Locate the line that contains "What does this". Print it and every subsequent line through the final line of the records, exactly and only those.

(Records)

........

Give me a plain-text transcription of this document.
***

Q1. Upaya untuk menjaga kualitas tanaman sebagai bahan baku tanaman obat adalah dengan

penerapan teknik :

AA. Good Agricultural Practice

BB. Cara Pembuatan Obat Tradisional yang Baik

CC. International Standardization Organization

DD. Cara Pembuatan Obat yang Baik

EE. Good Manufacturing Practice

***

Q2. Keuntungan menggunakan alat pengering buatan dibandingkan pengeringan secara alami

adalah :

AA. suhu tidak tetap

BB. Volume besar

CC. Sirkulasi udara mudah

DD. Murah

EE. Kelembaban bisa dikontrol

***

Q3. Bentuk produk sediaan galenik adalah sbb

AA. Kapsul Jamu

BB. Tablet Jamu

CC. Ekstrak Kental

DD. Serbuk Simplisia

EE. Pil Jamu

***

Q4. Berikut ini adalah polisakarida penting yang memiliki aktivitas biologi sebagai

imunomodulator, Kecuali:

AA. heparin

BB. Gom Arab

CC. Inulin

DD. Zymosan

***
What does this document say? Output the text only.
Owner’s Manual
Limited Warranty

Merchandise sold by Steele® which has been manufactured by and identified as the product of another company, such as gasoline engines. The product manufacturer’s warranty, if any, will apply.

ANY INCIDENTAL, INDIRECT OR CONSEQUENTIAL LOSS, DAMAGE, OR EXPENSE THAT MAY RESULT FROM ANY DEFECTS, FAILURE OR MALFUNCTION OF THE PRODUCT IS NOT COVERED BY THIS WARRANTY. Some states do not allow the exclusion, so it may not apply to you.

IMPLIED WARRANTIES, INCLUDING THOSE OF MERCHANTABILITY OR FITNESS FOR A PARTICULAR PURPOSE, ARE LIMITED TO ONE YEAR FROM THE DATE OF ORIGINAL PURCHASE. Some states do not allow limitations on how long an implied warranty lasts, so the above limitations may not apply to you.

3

........

Solution:
What does this document say? Output the text only.
Owner’s Manual
Limited Warranty

Merchandise sold by Steele® which has been manufactured by and identified as the product of another company, such as gasoline engines. The product manufacturer’s warranty, if any, will apply.

ANY INCIDENTAL, INDIRECT OR CONSEQUENTIAL LOSS, DAMAGE, OR EXPENSE THAT MAY RESULT FROM ANY DEFECTS, FAILURE OR MALFUNCTION OF THE PRODUCT IS NOT COVERED BY THIS WARRANTY. Some states do not allow the exclusion, so it may not apply to you.

IMPLIED WARRANTIES, INCLUDING THOSE OF MERCHANTABILITY OR FITNESS FOR A PARTICULAR PURPOSE, ARE LIMITED TO ONE YEAR FROM THE DATE OF ORIGINAL PURCHASE. Some states do not allow limitations on how long an implied warranty lasts, so the above limitations may not apply to you.

3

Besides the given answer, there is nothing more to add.